YOUR TASK - Separate out the lines that hold "trebe".

'''

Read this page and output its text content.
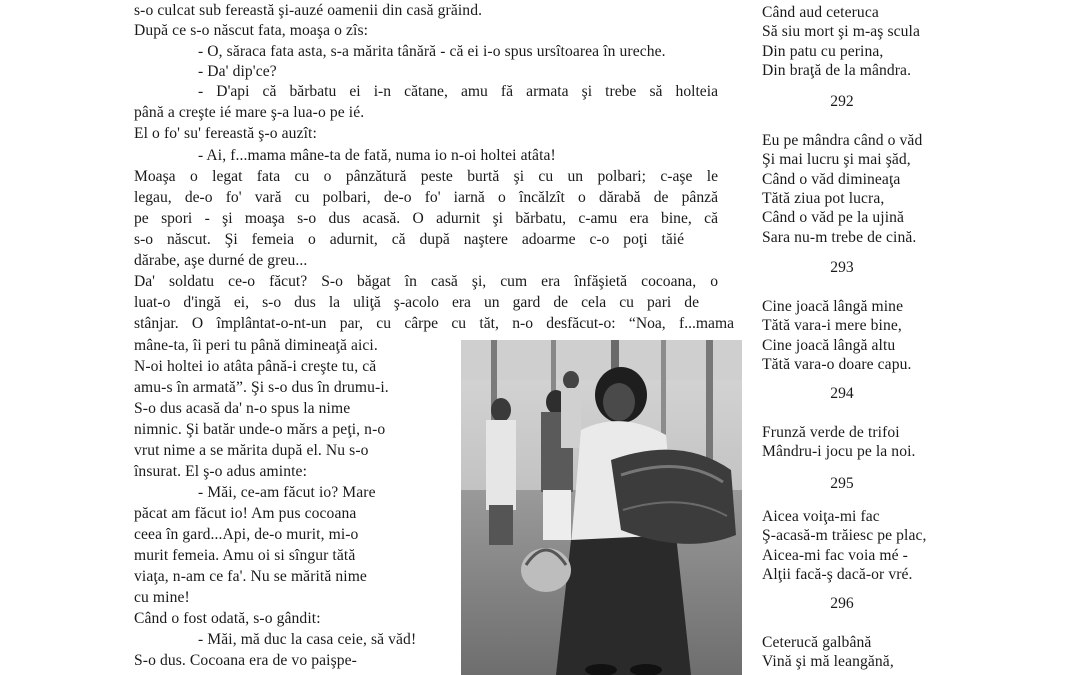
s-o culcat sub fereastă şi-auzé oamenii din casă grăind.
După ce s-o născut fata, moaşa o zîs:
- O, săraca fata asta, s-a mărita tânără - că ei i-o spus ursîtoarea în ureche.
- Da' dip'ce?
- D'api că bărbatu ei i-n cătane, amu fă armata şi trebe să holteia
până a creşte ié mare ş-a lua-o pe ié.
El o fo' su' fereastă ş-o auzît:
- Ai, f...mama mâne-ta de fată, numa io n-oi holtei atâta!
Moaşa o legat fata cu o pânzătură peste burtă şi cu un polbari; c-aşe le
legau, de-o fo' vară cu polbari, de-o fo' iarnă o încălzît o dărabă de pânză
pe spori - şi moaşa s-o dus acasă. O adurnit şi bărbatu, c-amu era bine, că
s-o născut. Şi femeia o adurnit, că după naştere adoarme c-o poţi tăié
dărabe, aşe durné de greu...
Da' soldatu ce-o făcut? S-o băgat în casă şi, cum era înfăşietă cocoana, o
luat-o d'ingă ei, s-o dus la uliţă ş-acolo era un gard de cela cu pari de
stânjar. O împlântat-o-nt-un par, cu cârpe cu tăt, n-o desfăcut-o: “Noa, f...mama
mâne-ta, îi peri tu până dimineaţă aici.
N-oi holtei io atâta până-i creşte tu, că
amu-s în armată”. Şi s-o dus în drumu-i.
S-o dus acasă da' n-o spus la nime
nimnic. Şi batăr unde-o mărs a peţi, n-o
vrut nime a se mărita după el. Nu s-o
însurat. El ş-o adus aminte:
- Măi, ce-am făcut io? Mare
păcat am făcut io! Am pus cocoana
ceea în gard...Api, de-o murit, mi-o
murit femeia. Amu oi si sîngur tătă
viaţa, n-am ce fa'. Nu se mărită nime
cu mine!
Când o fost odată, s-o gândit:
- Măi, mă duc la casa ceie, să văd!
S-o dus. Cocoana era de vo paişpe-
Când aud ceteruca
Să siu mort şi m-aş scula
Din patu cu perina,
Din braţă de la mândra.
292
Eu pe mândra când o văd
Şi mai lucru şi mai şăd,
Când o văd dimineaţa
Tătă ziua pot lucra,
Când o văd pe la ujină
Sara nu-m trebe de cină.
293
Cine joacă lângă mine
Tătă vara-i mere bine,
Cine joacă lângă altu
Tătă vara-o doare capu.
294
Frunză verde de trifoi
Mândru-i jocu pe la noi.
295
Aicea voiţa-mi fac
Ş-acasă-m trăiesc pe plac,
Aicea-mi fac voia mé -
Alţii facă-ş dacă-or vré.
296
Ceterucă galbână
Vină şi mă leangănă,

'''

WRITTEN RESPONSE -
- D'api că bărbatu ei i-n cătane, amu fă armata şi trebe să holteia
Sara nu-m trebe de cină.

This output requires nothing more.